Problem description:
Look through the records that follow. Copy every line containing the word "results".

------------

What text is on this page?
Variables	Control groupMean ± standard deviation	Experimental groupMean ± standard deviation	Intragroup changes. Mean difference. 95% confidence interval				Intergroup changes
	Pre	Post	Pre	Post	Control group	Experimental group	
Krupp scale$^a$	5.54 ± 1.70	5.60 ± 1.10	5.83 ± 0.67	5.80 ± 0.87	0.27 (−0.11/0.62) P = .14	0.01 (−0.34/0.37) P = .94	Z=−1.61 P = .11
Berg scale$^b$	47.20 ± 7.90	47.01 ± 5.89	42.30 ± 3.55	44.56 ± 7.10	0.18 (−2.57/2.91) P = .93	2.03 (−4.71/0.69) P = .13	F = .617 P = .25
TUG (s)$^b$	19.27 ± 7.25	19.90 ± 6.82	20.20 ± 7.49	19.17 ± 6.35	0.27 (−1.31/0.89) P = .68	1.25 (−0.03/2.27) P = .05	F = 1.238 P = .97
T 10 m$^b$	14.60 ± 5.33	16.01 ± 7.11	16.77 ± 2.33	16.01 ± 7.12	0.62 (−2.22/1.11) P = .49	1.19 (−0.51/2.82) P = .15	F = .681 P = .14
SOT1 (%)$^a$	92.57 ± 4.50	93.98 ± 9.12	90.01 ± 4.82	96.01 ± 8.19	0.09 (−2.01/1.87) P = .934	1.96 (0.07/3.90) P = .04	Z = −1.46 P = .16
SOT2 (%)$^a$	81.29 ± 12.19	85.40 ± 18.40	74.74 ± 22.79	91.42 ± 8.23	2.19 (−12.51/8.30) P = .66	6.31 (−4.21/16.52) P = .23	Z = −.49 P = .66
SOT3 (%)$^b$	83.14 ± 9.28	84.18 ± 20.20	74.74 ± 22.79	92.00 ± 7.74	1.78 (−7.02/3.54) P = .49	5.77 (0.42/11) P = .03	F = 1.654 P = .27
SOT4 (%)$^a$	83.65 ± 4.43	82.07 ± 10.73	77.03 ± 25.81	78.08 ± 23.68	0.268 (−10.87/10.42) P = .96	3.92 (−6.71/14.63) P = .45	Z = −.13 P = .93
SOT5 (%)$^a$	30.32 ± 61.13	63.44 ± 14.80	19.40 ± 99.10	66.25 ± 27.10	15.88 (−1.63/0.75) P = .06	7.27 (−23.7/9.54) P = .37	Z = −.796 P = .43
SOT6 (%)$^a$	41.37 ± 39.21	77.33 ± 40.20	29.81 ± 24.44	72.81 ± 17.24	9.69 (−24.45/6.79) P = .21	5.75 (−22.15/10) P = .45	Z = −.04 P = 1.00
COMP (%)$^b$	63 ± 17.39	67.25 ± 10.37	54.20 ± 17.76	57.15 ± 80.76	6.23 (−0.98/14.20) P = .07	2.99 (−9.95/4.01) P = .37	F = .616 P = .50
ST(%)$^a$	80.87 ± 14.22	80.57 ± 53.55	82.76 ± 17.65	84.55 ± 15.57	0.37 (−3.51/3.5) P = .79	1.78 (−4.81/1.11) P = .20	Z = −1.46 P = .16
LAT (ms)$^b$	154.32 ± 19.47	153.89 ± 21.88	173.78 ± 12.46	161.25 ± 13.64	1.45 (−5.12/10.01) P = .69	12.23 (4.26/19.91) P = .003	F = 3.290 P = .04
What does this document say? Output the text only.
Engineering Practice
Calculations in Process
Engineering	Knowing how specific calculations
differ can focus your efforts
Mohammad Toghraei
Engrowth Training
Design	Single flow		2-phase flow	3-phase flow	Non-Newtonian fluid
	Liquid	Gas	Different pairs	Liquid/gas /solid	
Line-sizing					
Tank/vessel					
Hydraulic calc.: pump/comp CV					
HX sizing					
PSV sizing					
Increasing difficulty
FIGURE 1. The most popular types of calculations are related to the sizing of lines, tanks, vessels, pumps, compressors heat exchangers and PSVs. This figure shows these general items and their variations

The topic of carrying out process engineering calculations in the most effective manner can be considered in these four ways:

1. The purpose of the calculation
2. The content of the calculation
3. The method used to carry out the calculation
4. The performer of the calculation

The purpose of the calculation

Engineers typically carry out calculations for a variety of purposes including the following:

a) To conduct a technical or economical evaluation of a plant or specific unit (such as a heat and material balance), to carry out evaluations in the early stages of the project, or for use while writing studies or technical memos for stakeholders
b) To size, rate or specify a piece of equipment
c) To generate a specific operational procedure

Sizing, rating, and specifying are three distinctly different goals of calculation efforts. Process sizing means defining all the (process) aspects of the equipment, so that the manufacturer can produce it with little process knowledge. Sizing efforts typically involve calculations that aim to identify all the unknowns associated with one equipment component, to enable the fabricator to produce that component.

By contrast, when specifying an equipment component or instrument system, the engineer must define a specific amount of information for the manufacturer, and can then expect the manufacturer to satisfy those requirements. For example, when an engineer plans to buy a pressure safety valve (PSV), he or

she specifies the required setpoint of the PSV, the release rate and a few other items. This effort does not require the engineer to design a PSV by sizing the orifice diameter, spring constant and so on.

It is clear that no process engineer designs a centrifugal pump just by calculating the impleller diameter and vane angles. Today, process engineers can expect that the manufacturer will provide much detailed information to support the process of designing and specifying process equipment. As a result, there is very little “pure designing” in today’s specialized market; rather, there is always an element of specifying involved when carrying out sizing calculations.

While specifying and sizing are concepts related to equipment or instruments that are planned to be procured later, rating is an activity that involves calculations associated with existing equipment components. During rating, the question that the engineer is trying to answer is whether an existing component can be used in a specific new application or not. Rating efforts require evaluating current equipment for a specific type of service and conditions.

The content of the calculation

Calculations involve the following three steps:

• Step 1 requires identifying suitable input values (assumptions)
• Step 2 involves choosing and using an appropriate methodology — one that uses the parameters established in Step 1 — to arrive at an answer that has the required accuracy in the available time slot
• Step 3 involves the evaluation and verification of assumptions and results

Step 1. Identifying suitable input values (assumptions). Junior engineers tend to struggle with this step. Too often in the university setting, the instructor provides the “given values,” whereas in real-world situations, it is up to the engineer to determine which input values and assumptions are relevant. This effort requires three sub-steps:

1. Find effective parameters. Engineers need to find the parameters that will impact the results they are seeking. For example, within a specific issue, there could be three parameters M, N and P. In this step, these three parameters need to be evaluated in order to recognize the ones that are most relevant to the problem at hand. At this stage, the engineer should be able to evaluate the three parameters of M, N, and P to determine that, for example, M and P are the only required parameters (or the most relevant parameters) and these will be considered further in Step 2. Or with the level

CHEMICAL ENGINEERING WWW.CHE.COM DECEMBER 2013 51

------------

Correct response:
• Step 3 involves the evaluation and verification of assumptions and results
1. Find effective parameters. Engineers need to find the parameters that will impact the results they are seeking. For example, within a specific issue, there could be three parameters M, N and P. In this step, these three parameters need to be evaluated in order to recognize the ones that are most relevant to the problem at hand. At this stage, the engineer should be able to evaluate the three parameters of M, N, and P to determine that, for example, M and P are the only required parameters (or the most relevant parameters) and these will be considered further in Step 2. Or with the level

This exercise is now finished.